# Dataset records
>> Start

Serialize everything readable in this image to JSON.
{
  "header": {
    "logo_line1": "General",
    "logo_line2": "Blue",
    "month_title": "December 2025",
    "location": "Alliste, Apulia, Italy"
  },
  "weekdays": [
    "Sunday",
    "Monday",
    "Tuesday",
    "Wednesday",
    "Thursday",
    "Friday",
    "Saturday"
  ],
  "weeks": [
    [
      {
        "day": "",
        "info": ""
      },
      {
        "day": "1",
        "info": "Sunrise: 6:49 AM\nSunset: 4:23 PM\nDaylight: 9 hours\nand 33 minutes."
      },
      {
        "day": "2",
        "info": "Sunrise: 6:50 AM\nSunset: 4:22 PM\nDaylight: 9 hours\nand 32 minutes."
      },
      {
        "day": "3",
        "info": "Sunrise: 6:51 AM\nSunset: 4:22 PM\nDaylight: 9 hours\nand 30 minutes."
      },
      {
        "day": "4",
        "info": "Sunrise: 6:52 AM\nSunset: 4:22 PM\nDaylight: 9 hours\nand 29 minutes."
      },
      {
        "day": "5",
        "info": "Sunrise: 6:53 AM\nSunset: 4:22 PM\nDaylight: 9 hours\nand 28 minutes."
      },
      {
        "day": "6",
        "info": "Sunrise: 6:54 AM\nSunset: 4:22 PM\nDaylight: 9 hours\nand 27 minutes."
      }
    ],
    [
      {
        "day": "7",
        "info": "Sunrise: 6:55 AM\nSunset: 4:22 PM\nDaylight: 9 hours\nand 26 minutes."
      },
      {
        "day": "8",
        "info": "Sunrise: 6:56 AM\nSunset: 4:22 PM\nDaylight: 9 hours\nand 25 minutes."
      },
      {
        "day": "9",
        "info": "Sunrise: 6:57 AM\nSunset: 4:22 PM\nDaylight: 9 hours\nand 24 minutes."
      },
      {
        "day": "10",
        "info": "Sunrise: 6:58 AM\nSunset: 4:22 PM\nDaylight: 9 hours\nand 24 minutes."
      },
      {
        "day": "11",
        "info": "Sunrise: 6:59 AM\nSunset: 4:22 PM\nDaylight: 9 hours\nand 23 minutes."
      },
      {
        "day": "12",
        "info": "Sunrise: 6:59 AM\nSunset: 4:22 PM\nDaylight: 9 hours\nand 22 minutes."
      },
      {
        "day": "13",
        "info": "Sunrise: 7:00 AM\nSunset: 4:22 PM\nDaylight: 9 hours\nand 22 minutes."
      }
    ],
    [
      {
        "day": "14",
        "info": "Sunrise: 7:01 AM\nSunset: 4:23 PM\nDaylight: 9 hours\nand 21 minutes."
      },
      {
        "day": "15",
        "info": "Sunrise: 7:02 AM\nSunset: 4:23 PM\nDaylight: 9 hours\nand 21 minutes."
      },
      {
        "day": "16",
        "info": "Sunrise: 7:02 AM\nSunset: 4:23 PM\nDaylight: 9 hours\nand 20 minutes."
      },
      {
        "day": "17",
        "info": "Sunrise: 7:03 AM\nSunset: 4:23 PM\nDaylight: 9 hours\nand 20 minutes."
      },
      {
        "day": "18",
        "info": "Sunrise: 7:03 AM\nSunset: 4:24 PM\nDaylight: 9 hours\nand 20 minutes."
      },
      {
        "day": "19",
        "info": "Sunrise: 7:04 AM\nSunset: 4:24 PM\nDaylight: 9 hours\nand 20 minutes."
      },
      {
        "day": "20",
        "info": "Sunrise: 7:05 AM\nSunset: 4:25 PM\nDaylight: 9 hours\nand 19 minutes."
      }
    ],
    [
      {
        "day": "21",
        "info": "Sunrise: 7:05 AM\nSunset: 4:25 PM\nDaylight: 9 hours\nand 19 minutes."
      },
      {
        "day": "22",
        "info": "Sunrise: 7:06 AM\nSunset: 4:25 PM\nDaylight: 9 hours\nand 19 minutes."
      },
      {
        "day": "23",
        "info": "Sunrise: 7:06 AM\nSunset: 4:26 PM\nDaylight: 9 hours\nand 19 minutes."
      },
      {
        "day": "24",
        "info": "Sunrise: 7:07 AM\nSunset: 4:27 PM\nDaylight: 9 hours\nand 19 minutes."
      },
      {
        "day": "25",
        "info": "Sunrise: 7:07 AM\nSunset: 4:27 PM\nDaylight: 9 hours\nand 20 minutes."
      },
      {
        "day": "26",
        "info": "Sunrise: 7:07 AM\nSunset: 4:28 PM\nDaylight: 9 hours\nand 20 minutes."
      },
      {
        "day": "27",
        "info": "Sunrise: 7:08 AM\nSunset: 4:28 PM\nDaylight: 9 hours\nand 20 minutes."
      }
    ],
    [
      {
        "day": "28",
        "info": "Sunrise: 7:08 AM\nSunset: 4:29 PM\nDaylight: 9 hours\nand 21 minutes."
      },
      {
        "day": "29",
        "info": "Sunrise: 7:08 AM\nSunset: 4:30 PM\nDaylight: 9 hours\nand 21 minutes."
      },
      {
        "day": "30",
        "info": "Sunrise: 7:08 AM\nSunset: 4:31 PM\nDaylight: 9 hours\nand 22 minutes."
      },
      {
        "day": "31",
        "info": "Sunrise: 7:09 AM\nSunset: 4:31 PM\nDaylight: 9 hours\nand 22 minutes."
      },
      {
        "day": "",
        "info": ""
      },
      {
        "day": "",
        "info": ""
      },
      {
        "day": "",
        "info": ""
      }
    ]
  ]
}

>> End
>> Start

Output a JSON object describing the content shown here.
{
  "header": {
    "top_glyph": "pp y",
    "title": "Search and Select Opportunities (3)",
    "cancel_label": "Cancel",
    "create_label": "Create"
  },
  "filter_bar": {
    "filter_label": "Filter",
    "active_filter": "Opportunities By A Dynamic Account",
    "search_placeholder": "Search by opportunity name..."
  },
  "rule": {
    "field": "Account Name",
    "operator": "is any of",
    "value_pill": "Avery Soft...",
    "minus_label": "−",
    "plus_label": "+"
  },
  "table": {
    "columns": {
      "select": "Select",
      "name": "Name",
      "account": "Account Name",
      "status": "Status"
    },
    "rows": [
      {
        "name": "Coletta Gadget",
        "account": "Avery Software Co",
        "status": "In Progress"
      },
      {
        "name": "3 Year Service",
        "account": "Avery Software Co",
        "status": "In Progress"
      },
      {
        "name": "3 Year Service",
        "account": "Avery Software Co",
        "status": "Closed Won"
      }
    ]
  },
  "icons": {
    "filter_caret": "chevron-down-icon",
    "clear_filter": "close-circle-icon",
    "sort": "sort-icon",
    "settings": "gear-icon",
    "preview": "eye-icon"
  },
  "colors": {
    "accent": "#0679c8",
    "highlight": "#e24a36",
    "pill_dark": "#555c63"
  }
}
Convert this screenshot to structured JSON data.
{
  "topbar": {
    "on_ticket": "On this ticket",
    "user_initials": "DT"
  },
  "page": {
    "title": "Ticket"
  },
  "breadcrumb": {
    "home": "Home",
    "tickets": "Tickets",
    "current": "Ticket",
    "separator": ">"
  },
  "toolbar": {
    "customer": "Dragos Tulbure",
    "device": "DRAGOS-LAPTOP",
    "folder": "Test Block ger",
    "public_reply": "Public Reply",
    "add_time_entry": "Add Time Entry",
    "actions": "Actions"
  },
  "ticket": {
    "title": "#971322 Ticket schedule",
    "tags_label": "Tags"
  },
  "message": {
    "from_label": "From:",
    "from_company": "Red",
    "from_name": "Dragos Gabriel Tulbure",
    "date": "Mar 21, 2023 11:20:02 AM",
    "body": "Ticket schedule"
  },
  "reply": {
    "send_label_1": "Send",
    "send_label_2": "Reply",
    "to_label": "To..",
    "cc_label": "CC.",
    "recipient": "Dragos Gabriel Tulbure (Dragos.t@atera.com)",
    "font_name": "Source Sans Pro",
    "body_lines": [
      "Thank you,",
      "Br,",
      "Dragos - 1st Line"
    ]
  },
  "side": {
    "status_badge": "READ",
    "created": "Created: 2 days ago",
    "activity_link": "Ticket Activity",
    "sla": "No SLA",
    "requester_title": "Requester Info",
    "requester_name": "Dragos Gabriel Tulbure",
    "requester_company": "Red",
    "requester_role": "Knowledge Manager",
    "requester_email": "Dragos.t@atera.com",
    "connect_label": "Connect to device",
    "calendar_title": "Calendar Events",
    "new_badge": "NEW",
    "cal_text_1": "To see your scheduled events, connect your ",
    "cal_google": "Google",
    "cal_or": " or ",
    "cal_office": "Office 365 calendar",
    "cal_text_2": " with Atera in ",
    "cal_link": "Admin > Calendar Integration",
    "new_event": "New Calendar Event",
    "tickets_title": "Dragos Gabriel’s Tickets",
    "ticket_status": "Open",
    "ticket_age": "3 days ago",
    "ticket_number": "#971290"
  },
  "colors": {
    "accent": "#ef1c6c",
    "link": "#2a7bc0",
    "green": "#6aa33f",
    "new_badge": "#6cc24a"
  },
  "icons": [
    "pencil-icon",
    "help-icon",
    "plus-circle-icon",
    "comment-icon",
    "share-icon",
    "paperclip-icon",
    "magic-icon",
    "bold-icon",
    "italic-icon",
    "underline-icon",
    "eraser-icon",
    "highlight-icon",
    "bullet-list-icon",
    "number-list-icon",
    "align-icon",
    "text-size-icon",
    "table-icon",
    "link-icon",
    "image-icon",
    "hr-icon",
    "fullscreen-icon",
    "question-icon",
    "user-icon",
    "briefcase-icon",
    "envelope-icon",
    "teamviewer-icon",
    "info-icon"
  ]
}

>> End

# Your objective
Find the lines with the string "circle" and reproduce them.

# Completed exercise
    "clear_filter": "close-circle-icon",
    "plus-circle-icon",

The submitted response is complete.